Provide only the number of lines in the data below that contain the string "zesterer".
# # # # # # #
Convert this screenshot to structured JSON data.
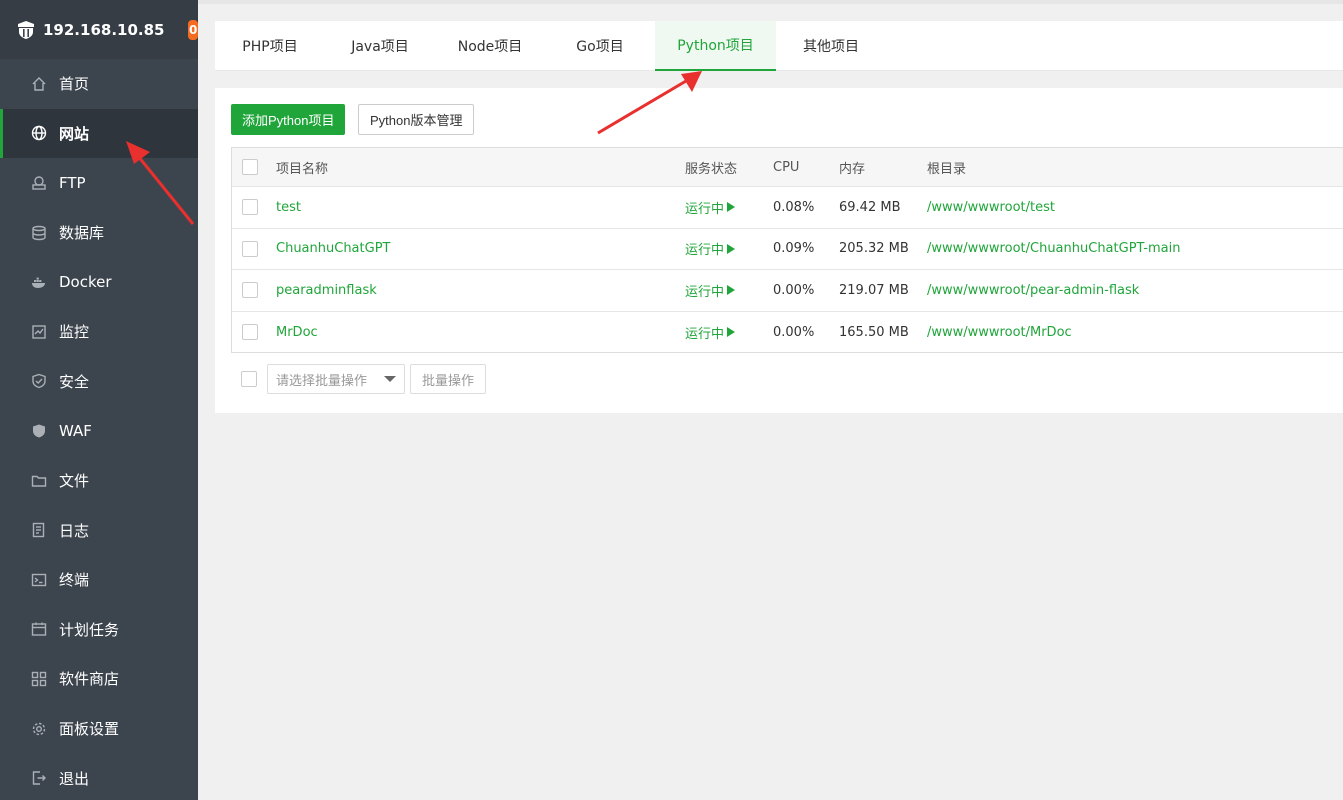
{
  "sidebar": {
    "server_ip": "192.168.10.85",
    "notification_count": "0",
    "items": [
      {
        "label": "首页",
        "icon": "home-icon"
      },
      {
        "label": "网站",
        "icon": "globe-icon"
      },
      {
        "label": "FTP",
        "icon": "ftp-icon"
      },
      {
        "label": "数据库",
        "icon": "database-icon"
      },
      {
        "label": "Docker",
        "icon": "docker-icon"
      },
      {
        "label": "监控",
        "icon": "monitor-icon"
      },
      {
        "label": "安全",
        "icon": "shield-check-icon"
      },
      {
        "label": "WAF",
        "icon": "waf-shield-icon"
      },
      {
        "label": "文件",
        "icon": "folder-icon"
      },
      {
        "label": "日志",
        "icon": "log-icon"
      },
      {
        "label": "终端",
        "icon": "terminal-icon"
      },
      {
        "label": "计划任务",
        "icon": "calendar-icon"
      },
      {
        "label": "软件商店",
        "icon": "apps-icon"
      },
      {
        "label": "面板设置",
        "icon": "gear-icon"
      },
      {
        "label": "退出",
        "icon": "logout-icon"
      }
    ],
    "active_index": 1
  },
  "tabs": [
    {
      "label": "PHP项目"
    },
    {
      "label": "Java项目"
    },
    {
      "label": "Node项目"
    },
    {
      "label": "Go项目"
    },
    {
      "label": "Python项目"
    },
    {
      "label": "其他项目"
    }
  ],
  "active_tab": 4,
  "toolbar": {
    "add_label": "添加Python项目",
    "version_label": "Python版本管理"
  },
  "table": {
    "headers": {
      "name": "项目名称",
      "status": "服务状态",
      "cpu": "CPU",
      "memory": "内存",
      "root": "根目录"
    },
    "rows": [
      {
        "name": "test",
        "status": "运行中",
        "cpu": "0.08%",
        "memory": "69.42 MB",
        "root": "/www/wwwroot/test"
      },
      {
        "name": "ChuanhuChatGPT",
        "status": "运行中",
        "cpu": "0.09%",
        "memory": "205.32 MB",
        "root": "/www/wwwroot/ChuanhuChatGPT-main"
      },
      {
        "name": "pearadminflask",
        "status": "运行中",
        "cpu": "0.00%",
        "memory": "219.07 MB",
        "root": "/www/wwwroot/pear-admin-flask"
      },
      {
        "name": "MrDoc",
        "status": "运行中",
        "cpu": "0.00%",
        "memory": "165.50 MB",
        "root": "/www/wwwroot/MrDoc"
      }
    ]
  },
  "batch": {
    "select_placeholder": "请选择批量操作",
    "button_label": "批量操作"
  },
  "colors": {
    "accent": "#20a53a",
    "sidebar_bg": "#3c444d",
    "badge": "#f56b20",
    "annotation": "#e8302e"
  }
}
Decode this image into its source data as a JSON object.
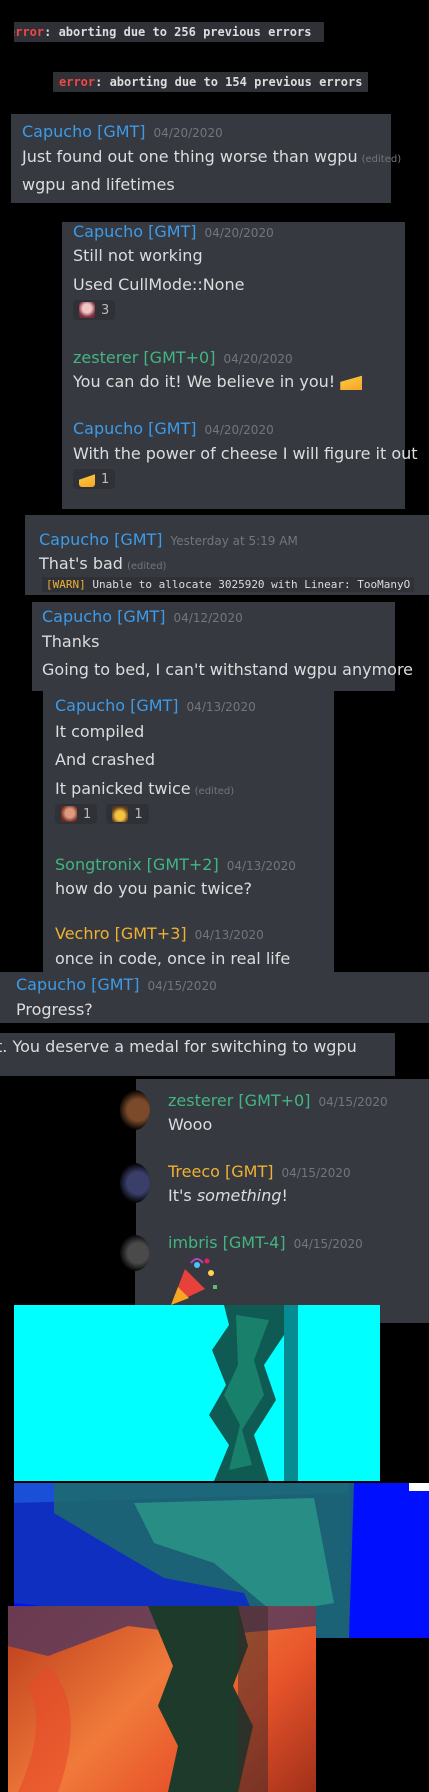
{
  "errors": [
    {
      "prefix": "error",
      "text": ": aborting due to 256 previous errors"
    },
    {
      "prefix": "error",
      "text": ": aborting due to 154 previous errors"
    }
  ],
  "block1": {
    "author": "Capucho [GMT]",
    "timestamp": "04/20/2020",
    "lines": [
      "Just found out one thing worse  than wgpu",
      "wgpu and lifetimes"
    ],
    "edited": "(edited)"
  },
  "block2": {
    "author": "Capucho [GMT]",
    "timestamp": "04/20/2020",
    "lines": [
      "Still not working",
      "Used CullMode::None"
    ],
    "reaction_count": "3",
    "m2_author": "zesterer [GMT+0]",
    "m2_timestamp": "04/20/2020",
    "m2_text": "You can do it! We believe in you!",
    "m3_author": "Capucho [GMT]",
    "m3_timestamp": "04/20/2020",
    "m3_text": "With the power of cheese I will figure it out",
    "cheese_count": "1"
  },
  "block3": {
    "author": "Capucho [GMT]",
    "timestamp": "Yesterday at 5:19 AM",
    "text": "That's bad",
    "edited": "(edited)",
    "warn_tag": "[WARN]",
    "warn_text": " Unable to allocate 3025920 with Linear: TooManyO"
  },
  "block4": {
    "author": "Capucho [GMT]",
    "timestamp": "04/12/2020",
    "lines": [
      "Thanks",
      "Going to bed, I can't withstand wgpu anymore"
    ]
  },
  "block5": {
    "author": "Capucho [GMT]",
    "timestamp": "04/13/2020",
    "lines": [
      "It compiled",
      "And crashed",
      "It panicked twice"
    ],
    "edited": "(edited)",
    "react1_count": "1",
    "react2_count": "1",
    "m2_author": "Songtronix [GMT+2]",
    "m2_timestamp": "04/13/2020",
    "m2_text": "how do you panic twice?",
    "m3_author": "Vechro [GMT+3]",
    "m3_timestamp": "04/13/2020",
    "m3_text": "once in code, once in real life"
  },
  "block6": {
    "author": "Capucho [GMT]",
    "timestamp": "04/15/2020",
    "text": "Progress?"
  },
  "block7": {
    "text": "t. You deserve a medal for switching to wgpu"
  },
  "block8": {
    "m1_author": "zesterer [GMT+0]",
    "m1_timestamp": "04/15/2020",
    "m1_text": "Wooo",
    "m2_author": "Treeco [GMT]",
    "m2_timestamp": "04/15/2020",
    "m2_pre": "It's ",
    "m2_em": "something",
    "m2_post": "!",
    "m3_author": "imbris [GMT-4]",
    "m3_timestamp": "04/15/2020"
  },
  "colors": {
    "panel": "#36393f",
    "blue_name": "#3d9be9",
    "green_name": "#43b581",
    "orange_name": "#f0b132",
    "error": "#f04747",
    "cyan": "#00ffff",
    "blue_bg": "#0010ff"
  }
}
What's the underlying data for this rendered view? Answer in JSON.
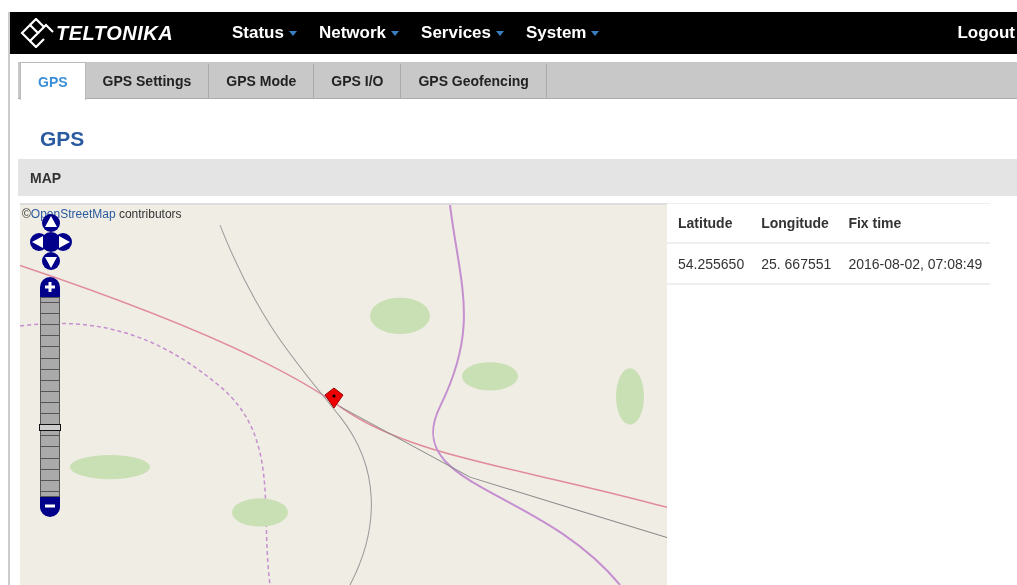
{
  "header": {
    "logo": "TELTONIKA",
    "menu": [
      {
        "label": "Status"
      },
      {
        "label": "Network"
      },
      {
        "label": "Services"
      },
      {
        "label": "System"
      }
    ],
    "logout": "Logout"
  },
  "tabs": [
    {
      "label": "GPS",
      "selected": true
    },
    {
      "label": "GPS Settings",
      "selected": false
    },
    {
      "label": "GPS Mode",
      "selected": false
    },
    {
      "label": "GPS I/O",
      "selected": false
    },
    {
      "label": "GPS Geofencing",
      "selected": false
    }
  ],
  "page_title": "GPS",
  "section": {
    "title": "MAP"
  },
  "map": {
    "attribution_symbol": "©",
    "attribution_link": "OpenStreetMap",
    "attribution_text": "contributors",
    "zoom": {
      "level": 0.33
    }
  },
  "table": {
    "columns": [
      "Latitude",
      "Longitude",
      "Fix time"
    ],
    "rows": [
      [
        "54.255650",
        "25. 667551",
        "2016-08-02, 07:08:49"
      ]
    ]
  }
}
# # # # # # #
Full output: 2